- THE PROBLEM
Beginning at the line containing "Output a JSON", output every line to the end of the data below exactly as it appears.

-- START OF DATA ROWS --

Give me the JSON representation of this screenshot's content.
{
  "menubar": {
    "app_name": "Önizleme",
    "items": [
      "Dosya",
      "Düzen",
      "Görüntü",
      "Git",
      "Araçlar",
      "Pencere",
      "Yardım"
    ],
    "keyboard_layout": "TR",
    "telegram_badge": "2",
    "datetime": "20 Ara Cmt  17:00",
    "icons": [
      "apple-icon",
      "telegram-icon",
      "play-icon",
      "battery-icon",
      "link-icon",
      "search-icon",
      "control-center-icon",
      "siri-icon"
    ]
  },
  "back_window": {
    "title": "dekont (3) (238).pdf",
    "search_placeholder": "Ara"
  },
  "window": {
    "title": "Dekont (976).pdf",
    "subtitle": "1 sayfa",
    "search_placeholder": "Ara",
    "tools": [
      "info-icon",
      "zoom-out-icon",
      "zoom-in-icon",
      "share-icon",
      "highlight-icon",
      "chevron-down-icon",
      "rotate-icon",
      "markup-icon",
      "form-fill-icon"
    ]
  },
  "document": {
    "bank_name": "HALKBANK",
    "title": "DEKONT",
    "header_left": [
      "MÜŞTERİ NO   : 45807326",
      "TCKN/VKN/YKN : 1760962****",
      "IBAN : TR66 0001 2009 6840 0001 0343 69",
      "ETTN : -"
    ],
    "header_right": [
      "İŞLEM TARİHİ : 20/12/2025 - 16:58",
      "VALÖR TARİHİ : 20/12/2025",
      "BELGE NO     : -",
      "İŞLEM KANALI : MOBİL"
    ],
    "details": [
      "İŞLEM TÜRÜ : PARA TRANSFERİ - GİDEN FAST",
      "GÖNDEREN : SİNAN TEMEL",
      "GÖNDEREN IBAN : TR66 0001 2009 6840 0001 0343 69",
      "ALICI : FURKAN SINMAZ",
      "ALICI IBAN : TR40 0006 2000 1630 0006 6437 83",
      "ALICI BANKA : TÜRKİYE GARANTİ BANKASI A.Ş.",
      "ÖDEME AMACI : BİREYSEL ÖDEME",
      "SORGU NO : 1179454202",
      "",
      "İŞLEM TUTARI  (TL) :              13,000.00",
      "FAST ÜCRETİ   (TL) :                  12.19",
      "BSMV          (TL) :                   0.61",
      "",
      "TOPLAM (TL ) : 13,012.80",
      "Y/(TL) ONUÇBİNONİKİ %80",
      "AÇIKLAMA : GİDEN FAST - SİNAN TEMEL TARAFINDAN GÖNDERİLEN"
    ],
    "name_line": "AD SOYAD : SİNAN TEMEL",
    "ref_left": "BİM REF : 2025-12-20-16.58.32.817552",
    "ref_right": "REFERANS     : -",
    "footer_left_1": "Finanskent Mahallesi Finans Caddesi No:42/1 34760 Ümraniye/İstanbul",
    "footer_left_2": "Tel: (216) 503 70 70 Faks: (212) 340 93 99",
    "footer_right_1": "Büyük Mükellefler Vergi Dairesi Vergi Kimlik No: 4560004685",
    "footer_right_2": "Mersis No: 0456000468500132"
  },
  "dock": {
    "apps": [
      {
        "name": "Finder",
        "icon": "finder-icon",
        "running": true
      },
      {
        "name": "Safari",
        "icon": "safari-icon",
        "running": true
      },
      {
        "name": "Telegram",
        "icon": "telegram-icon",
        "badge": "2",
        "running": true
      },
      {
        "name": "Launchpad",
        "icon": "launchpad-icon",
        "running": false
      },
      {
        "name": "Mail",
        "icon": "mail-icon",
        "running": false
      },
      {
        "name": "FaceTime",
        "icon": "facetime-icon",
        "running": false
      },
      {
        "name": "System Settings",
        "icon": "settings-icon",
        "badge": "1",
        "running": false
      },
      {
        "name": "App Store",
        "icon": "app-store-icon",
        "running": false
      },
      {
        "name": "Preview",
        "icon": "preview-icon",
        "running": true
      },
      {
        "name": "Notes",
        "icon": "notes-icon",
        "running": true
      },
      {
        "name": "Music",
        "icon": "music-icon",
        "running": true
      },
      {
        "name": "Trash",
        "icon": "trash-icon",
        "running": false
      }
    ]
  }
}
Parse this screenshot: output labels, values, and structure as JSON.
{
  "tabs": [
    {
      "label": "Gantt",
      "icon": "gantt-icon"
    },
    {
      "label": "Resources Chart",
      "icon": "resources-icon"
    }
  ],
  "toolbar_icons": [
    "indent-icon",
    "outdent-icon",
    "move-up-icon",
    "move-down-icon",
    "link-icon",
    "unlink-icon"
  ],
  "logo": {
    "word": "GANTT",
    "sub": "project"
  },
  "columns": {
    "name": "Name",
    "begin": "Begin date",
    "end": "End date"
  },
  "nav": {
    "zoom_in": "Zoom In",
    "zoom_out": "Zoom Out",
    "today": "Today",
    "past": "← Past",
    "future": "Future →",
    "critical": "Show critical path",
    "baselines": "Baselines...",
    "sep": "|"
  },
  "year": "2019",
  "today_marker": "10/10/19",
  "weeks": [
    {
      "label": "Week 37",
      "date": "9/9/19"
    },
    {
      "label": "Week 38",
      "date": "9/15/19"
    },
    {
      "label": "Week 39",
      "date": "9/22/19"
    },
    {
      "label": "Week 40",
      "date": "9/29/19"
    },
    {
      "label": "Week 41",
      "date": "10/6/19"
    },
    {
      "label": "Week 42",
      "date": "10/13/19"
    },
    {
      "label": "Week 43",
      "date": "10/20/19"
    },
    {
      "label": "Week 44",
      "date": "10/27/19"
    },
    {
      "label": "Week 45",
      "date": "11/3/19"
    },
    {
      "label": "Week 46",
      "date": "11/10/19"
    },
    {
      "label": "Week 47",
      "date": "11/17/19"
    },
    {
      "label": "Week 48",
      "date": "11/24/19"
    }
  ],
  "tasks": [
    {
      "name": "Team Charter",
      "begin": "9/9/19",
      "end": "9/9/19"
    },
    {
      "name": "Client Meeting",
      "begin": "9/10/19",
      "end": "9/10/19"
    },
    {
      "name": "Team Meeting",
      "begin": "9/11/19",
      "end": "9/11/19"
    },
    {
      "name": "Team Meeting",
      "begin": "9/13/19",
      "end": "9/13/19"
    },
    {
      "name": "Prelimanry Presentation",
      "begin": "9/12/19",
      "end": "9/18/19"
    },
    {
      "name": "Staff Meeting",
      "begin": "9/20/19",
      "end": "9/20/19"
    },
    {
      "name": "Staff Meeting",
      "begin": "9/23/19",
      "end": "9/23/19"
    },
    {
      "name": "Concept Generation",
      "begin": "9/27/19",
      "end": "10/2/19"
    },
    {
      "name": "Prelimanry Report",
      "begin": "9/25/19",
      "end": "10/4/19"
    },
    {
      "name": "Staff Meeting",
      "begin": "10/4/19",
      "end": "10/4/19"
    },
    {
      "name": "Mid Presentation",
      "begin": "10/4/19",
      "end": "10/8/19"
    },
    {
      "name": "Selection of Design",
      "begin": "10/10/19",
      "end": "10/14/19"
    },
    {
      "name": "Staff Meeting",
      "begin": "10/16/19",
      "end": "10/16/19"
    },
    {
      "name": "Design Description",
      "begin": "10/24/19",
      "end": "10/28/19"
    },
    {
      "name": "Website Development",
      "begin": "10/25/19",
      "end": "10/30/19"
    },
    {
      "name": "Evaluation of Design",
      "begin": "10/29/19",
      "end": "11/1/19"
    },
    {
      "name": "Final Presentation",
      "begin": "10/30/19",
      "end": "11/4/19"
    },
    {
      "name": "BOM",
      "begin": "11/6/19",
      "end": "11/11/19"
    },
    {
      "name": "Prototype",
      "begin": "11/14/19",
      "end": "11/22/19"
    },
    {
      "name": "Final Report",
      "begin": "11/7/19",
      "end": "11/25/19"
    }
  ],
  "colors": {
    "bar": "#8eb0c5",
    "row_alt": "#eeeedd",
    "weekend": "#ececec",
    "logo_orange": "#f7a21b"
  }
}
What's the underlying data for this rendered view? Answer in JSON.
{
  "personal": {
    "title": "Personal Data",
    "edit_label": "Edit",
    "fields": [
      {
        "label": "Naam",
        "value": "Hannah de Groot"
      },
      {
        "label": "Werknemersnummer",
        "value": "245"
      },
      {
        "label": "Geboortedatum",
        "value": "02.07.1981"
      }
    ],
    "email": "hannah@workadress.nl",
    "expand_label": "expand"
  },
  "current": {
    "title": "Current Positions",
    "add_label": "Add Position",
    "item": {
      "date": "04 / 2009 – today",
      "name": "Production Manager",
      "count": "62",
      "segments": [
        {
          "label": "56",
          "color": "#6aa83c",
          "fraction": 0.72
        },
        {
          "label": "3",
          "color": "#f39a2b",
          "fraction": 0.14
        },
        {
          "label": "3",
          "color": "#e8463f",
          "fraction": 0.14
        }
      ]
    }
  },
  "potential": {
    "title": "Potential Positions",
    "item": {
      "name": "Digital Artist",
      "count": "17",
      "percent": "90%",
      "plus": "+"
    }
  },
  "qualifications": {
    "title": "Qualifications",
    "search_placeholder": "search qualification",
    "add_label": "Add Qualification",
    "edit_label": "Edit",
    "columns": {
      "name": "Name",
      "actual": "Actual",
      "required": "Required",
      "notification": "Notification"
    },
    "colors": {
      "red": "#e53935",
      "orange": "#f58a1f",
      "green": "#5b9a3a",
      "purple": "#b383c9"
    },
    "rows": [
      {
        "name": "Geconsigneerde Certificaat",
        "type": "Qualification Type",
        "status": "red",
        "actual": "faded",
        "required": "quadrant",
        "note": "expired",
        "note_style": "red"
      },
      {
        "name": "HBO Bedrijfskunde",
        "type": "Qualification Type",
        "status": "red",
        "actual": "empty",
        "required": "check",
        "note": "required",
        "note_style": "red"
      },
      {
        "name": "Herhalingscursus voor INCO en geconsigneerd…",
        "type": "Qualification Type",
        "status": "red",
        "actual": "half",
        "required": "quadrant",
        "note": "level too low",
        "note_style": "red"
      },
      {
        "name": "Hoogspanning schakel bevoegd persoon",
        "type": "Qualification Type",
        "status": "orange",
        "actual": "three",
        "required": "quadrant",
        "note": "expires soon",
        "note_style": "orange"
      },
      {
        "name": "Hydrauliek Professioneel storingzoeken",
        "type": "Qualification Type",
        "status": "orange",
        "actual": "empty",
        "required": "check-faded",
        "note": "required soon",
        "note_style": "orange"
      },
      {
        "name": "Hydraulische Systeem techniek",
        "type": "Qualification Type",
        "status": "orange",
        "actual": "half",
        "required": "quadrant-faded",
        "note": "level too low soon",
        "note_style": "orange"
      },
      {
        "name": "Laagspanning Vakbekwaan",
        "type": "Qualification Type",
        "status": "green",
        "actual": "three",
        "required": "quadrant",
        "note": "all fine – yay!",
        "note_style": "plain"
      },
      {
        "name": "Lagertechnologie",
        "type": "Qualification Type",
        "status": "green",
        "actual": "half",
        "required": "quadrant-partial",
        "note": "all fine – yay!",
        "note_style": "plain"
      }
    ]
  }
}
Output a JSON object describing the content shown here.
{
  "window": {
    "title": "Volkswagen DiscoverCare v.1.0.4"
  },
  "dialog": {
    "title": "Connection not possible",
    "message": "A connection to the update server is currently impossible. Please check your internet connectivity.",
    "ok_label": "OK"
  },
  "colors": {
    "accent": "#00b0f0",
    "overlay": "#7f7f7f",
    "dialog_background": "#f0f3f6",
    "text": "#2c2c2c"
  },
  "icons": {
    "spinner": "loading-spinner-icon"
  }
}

-- END OF DATA ROWS --

- RESPONSE TO THIS TASK
Output a JSON object describing the content shown here.
{
  "window": {
    "title": "Volkswagen DiscoverCare v.1.0.4"
  },
  "dialog": {
    "title": "Connection not possible",
    "message": "A connection to the update server is currently impossible. Please check your internet connectivity.",
    "ok_label": "OK"
  },
  "colors": {
    "accent": "#00b0f0",
    "overlay": "#7f7f7f",
    "dialog_background": "#f0f3f6",
    "text": "#2c2c2c"
  },
  "icons": {
    "spinner": "loading-spinner-icon"
  }
}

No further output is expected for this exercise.